## Begin

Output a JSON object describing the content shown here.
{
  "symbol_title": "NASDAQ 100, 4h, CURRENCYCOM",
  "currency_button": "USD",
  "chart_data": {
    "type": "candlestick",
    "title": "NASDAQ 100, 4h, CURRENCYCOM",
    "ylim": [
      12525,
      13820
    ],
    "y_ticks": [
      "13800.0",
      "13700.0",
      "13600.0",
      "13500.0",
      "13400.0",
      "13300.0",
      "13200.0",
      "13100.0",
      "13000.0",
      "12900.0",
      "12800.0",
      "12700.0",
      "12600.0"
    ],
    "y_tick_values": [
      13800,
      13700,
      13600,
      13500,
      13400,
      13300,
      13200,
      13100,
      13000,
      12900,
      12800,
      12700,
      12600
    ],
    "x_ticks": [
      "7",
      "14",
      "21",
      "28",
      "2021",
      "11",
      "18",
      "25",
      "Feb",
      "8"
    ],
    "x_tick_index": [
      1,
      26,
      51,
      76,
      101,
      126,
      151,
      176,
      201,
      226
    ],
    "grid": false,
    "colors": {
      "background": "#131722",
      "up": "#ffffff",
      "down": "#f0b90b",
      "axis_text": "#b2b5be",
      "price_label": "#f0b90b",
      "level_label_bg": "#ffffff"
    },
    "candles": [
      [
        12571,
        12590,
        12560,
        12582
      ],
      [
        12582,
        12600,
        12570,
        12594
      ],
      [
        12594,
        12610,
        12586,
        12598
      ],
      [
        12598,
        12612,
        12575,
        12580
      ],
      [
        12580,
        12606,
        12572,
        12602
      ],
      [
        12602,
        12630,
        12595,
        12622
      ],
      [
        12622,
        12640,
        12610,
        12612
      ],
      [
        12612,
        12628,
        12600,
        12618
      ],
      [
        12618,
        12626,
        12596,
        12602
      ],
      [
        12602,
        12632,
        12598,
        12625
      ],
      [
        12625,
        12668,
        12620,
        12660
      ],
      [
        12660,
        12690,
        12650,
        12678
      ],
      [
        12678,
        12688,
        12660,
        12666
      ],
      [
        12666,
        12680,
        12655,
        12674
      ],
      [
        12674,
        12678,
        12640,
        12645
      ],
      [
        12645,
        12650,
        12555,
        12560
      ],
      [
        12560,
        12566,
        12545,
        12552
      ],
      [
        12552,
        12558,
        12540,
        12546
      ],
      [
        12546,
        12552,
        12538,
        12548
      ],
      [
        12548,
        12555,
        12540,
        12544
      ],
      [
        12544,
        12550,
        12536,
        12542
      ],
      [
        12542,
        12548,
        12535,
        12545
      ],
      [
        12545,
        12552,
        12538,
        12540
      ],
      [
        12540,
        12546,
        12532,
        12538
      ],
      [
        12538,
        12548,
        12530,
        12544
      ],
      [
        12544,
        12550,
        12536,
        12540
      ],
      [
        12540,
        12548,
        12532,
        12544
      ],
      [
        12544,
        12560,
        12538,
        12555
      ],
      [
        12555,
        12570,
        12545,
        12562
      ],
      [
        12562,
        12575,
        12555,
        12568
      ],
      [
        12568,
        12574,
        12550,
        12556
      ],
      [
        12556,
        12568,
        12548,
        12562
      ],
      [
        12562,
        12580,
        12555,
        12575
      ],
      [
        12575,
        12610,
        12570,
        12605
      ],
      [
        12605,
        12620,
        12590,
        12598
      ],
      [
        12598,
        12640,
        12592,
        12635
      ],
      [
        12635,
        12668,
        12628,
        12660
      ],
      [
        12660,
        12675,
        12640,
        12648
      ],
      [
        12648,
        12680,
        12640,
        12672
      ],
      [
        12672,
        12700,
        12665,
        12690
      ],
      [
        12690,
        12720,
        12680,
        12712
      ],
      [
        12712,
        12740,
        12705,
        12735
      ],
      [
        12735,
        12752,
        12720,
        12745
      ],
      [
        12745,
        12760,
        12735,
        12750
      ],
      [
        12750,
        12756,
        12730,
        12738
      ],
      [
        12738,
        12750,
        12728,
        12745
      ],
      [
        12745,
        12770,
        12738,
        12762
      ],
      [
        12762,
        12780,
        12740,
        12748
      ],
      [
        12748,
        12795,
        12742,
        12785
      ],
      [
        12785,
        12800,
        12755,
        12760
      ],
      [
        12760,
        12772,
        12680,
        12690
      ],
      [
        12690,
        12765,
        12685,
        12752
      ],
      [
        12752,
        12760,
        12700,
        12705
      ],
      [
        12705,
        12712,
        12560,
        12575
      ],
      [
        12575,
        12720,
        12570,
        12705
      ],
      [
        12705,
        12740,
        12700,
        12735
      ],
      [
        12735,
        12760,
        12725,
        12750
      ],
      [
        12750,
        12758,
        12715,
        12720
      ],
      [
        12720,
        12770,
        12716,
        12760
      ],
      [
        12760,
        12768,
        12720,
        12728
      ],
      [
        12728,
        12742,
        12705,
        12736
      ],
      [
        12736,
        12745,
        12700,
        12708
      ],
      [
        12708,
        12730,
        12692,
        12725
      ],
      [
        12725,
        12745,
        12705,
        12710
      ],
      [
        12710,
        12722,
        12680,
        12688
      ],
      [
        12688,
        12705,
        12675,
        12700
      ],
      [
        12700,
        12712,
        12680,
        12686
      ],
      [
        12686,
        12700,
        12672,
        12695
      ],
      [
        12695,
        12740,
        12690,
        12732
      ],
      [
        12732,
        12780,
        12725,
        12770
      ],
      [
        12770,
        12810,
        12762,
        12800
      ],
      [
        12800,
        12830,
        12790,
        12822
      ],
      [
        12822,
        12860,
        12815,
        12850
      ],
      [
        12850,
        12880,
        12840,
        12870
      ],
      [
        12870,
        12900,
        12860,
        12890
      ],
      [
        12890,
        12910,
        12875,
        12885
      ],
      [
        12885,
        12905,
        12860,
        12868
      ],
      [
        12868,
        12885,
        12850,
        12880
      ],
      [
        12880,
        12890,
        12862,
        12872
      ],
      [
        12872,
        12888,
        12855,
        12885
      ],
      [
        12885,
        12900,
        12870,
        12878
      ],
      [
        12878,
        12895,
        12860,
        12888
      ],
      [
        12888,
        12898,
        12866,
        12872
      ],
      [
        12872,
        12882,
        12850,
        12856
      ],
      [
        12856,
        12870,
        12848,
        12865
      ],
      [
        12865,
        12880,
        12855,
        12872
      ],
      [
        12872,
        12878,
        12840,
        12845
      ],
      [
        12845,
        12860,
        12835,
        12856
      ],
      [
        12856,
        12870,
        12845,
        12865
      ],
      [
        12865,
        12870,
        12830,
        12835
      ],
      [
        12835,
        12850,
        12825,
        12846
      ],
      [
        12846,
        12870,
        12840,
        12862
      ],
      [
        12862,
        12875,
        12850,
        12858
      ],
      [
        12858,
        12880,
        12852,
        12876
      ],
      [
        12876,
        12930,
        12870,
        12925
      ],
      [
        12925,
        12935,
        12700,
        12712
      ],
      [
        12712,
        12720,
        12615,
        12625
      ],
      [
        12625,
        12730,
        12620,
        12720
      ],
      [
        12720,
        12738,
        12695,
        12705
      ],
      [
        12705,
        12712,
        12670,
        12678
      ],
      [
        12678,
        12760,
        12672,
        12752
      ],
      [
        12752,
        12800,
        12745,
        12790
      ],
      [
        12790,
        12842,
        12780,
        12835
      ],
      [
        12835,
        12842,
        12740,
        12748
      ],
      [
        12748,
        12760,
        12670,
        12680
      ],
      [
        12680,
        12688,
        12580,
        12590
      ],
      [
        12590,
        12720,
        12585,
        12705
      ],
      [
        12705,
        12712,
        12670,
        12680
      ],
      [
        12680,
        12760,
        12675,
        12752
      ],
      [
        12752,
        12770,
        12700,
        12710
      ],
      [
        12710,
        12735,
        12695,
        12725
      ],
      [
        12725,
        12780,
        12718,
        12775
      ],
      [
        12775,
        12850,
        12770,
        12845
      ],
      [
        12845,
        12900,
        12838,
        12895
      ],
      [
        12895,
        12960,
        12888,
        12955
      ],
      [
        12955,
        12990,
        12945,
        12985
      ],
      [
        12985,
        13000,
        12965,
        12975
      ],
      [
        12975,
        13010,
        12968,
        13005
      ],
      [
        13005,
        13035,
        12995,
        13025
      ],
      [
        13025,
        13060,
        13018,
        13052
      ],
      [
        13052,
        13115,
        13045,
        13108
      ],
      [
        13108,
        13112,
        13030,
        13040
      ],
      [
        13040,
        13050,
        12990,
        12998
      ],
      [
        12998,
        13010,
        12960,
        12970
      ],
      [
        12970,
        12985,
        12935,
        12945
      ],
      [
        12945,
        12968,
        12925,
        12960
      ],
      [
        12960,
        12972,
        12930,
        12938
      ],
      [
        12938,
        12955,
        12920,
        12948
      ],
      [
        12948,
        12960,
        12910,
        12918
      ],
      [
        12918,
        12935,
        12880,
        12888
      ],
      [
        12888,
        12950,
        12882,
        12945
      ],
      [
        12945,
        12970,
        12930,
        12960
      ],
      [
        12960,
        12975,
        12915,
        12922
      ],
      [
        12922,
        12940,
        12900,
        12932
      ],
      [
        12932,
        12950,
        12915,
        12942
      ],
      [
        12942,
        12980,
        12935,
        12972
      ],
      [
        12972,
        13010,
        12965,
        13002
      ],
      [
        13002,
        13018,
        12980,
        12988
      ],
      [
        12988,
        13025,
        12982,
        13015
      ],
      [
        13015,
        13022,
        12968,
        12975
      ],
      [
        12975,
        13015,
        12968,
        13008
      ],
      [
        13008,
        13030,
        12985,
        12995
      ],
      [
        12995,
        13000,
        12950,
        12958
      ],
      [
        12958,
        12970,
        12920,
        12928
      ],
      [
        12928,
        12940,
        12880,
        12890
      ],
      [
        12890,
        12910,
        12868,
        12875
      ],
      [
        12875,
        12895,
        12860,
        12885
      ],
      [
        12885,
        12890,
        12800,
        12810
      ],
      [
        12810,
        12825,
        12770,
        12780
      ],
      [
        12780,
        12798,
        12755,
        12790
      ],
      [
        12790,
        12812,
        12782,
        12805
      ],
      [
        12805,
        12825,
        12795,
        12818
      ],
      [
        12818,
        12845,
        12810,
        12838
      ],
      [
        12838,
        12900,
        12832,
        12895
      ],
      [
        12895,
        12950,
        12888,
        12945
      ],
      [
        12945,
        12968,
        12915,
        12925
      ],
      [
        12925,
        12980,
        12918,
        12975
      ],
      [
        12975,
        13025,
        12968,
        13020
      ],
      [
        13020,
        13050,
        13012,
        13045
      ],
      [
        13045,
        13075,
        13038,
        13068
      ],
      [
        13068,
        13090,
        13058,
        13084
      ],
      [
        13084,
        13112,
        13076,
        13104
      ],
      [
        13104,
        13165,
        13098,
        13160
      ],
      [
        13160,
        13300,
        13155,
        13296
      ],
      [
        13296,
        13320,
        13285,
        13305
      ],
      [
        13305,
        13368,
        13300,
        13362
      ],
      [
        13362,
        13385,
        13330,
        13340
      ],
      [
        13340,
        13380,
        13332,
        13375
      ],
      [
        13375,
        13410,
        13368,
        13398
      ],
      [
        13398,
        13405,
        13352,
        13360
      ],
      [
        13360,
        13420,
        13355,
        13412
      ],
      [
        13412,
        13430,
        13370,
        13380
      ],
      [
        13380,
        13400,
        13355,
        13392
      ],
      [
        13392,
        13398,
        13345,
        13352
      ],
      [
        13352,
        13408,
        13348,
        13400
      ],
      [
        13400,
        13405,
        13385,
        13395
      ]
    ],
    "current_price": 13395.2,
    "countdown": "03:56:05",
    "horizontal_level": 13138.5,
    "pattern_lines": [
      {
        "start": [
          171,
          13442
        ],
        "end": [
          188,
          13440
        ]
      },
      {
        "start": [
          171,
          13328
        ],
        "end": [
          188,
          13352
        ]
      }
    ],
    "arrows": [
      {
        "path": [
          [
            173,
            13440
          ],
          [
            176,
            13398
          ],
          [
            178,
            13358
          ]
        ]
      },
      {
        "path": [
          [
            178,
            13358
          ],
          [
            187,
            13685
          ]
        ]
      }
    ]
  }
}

## End

(GIVEN PROBLEM): Select and copy each line from the data that includes the word "NASDAQ".

(EXERCISE RESULT):
  "symbol_title": "NASDAQ 100, 4h, CURRENCYCOM",
    "title": "NASDAQ 100, 4h, CURRENCYCOM",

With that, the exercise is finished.